_WRITTEN INSTRUCTION_. Repeat each entry as written, dropping any picture you find.

_RAW DATA_.

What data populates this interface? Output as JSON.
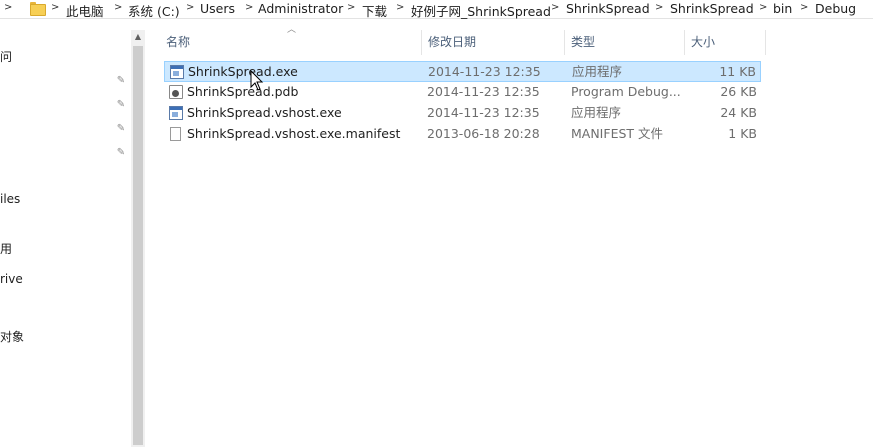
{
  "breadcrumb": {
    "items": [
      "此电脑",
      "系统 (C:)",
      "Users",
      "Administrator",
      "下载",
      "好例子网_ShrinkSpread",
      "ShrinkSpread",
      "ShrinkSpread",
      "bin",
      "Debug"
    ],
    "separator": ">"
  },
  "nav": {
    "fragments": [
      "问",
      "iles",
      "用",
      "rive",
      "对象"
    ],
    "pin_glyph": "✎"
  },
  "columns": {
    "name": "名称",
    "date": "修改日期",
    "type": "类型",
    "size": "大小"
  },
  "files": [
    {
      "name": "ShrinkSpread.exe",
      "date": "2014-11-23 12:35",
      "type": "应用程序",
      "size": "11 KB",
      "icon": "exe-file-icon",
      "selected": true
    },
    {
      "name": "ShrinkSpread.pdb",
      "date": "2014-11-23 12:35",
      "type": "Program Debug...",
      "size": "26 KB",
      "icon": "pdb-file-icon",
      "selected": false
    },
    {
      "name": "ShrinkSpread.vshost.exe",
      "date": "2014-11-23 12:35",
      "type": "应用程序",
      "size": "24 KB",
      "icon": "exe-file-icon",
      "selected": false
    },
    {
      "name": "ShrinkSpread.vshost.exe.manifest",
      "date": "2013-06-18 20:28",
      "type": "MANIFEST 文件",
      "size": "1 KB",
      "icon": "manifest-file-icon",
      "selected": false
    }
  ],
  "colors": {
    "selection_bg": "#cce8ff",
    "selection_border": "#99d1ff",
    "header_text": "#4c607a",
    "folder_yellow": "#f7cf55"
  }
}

_OUTPUT OF THE EXERCISE_.
What data populates this interface? Output as JSON.
{
  "breadcrumb": {
    "items": [
      "此电脑",
      "系统 (C:)",
      "Users",
      "Administrator",
      "下载",
      "好例子网_ShrinkSpread",
      "ShrinkSpread",
      "ShrinkSpread",
      "bin",
      "Debug"
    ],
    "separator": ">"
  },
  "nav": {
    "fragments": [
      "问",
      "iles",
      "用",
      "rive",
      "对象"
    ],
    "pin_glyph": "✎"
  },
  "columns": {
    "name": "名称",
    "date": "修改日期",
    "type": "类型",
    "size": "大小"
  },
  "files": [
    {
      "name": "ShrinkSpread.exe",
      "date": "2014-11-23 12:35",
      "type": "应用程序",
      "size": "11 KB",
      "icon": "exe-file-icon",
      "selected": true
    },
    {
      "name": "ShrinkSpread.pdb",
      "date": "2014-11-23 12:35",
      "type": "Program Debug...",
      "size": "26 KB",
      "icon": "pdb-file-icon",
      "selected": false
    },
    {
      "name": "ShrinkSpread.vshost.exe",
      "date": "2014-11-23 12:35",
      "type": "应用程序",
      "size": "24 KB",
      "icon": "exe-file-icon",
      "selected": false
    },
    {
      "name": "ShrinkSpread.vshost.exe.manifest",
      "date": "2013-06-18 20:28",
      "type": "MANIFEST 文件",
      "size": "1 KB",
      "icon": "manifest-file-icon",
      "selected": false
    }
  ],
  "colors": {
    "selection_bg": "#cce8ff",
    "selection_border": "#99d1ff",
    "header_text": "#4c607a",
    "folder_yellow": "#f7cf55"
  }
}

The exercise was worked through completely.